INSTRUCTION: List every line below containing "houses".

----

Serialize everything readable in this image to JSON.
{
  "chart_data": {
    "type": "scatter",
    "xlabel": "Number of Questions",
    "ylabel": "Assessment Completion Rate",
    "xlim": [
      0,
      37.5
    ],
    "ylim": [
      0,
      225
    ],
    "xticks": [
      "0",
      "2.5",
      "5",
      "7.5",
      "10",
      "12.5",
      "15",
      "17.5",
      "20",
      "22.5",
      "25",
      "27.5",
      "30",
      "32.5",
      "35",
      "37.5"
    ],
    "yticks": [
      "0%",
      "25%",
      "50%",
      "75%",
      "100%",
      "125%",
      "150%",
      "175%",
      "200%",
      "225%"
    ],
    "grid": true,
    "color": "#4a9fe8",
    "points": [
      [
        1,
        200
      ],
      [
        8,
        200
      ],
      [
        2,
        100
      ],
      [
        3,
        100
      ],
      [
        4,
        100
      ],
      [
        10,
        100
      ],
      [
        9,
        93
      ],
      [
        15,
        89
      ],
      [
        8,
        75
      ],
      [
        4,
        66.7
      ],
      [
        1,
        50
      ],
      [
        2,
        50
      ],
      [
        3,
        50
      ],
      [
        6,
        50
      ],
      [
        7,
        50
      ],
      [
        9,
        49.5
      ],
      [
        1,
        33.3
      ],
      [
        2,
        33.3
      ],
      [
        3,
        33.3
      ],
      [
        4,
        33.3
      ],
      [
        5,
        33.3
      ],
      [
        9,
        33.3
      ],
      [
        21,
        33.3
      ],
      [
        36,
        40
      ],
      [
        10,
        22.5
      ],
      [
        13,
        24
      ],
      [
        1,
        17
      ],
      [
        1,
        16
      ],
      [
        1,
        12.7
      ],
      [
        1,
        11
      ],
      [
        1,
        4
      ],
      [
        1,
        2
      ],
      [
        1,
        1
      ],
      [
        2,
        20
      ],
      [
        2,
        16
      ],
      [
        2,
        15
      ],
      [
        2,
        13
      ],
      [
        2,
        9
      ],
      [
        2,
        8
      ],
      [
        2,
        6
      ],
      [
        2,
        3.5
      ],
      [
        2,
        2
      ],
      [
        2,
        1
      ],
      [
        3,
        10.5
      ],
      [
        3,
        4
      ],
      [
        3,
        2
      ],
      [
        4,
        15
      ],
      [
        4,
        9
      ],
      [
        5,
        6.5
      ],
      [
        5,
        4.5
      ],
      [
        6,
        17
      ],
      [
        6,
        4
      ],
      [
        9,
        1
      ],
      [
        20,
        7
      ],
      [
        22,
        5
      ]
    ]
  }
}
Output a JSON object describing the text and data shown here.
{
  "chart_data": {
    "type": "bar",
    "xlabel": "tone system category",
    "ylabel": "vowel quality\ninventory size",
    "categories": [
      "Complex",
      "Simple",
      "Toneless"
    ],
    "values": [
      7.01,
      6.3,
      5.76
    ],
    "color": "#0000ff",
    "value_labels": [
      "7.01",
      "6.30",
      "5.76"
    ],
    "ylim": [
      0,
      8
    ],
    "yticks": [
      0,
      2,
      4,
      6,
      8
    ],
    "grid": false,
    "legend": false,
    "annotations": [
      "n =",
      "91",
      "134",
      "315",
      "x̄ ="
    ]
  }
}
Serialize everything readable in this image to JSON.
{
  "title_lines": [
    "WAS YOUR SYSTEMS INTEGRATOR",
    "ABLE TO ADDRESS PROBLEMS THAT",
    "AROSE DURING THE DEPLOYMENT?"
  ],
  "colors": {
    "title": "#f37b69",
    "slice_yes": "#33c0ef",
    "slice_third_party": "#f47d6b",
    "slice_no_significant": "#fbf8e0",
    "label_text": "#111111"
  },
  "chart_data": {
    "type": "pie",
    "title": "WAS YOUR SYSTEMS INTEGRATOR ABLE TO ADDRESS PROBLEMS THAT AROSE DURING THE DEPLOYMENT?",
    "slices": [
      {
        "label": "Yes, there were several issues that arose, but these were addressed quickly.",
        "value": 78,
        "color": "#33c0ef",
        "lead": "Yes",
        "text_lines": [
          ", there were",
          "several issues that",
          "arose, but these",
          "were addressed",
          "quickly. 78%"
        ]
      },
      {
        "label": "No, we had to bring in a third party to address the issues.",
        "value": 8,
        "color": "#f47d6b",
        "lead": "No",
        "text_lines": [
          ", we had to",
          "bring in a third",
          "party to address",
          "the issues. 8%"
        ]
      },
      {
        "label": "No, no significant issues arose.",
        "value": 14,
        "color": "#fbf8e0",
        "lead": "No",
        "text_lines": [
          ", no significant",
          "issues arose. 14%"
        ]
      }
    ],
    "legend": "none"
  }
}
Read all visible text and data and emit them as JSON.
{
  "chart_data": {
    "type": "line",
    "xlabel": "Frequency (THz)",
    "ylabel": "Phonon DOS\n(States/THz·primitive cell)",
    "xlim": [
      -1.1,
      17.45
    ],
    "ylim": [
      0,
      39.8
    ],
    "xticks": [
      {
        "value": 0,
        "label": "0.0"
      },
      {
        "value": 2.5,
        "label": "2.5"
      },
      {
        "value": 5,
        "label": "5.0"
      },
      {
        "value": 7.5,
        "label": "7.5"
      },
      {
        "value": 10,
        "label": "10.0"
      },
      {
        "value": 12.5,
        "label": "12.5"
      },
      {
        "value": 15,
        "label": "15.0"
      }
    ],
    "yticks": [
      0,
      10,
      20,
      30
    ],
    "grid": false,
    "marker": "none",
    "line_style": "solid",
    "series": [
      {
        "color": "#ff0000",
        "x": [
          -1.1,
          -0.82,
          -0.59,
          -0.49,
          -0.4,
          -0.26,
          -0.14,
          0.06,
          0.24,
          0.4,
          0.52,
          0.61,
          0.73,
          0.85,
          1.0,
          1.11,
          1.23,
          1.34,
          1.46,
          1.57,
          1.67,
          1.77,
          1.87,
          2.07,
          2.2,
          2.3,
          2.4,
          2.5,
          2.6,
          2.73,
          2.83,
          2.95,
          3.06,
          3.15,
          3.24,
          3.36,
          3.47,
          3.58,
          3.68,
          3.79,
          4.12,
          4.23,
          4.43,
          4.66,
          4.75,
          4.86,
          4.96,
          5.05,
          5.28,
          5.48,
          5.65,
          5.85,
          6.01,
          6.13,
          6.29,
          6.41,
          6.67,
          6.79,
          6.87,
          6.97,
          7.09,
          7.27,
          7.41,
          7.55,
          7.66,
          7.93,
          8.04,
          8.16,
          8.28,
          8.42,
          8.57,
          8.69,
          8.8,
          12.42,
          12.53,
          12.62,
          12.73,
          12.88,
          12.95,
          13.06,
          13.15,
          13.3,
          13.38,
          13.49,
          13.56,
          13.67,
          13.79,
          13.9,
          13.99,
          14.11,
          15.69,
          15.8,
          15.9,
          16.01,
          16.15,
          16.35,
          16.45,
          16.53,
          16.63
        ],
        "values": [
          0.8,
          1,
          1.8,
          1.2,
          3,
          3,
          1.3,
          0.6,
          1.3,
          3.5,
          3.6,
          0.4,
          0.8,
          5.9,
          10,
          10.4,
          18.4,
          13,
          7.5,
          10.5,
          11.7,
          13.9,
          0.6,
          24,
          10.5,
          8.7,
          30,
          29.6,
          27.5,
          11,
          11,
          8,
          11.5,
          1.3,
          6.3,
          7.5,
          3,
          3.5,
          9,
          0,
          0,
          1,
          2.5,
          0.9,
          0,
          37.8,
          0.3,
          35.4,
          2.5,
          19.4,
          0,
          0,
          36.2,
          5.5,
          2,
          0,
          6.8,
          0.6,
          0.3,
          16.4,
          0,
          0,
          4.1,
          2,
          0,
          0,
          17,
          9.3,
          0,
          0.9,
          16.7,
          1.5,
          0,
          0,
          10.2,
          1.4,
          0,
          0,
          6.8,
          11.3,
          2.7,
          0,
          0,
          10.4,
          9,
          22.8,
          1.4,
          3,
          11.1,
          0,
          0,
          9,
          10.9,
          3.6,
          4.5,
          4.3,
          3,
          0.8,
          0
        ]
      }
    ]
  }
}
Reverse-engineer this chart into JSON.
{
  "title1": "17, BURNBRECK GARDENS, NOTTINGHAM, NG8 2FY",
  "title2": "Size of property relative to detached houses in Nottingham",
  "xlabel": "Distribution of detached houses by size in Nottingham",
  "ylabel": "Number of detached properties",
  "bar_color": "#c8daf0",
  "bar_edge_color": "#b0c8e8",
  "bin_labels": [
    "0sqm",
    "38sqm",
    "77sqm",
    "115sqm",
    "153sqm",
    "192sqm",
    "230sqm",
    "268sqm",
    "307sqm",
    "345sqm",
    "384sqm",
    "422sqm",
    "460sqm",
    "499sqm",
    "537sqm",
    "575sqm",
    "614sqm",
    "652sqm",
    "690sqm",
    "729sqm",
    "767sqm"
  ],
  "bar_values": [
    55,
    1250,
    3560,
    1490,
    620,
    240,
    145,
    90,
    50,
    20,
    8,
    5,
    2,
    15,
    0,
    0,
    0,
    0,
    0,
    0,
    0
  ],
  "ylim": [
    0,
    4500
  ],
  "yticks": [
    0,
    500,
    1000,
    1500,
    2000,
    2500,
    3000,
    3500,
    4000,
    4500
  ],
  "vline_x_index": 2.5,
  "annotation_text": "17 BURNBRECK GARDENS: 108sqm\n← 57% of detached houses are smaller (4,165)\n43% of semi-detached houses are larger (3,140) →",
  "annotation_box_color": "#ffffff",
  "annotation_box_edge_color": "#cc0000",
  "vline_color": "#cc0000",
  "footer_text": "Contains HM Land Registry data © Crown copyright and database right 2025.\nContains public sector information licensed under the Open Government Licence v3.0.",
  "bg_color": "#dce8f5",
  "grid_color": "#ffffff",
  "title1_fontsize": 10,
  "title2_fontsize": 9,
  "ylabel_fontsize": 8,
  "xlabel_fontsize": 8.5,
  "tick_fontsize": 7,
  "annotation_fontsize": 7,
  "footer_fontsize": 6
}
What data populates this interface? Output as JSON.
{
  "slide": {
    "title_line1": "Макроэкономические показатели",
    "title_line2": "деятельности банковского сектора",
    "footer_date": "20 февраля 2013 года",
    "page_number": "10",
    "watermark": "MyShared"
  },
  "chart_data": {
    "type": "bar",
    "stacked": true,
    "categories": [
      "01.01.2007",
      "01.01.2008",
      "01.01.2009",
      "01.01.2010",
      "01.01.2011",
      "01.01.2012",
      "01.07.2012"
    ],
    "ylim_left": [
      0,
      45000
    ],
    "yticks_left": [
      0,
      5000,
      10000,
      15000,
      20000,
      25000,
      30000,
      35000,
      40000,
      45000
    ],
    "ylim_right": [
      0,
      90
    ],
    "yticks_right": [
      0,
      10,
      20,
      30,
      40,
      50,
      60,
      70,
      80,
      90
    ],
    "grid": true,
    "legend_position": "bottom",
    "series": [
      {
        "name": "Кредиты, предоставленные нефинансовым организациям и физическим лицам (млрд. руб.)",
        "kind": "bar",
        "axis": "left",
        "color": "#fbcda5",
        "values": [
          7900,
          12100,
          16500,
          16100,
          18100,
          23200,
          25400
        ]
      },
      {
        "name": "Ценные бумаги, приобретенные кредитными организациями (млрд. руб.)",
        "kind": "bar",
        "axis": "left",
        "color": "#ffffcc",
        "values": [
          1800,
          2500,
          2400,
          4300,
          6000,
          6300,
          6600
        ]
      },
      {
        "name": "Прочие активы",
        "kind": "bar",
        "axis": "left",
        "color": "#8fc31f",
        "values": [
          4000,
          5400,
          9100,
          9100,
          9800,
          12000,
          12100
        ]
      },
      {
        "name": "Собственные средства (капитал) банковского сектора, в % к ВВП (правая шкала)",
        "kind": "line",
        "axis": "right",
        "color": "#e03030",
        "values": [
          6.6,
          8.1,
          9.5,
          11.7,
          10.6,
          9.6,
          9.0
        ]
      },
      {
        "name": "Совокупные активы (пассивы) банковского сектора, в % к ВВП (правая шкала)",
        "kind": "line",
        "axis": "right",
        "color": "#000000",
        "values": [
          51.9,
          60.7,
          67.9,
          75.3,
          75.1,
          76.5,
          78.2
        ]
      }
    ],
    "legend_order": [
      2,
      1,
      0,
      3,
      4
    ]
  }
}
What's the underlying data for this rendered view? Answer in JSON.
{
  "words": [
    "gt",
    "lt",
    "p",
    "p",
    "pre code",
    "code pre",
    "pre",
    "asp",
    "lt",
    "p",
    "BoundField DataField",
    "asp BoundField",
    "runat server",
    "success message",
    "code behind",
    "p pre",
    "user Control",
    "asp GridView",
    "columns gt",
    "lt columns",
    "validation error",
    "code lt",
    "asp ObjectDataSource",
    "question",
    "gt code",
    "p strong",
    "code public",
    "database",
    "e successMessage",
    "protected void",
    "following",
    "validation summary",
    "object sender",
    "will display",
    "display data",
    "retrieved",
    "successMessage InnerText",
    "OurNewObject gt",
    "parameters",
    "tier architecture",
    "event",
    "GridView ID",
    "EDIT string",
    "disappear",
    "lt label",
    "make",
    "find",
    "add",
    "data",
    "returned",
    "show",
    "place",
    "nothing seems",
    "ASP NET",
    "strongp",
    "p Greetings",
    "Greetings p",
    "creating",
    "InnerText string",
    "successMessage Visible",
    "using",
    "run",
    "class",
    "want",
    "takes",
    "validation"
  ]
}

----

RESPONSE TO THIS TASK:
  "title2": "Size of property relative to detached houses in Nottingham",
  "xlabel": "Distribution of detached houses by size in Nottingham",
  "annotation_text": "17 BURNBRECK GARDENS: 108sqm\n← 57% of detached houses are smaller (4,165)\n43% of semi-detached houses are larger (3,140) →",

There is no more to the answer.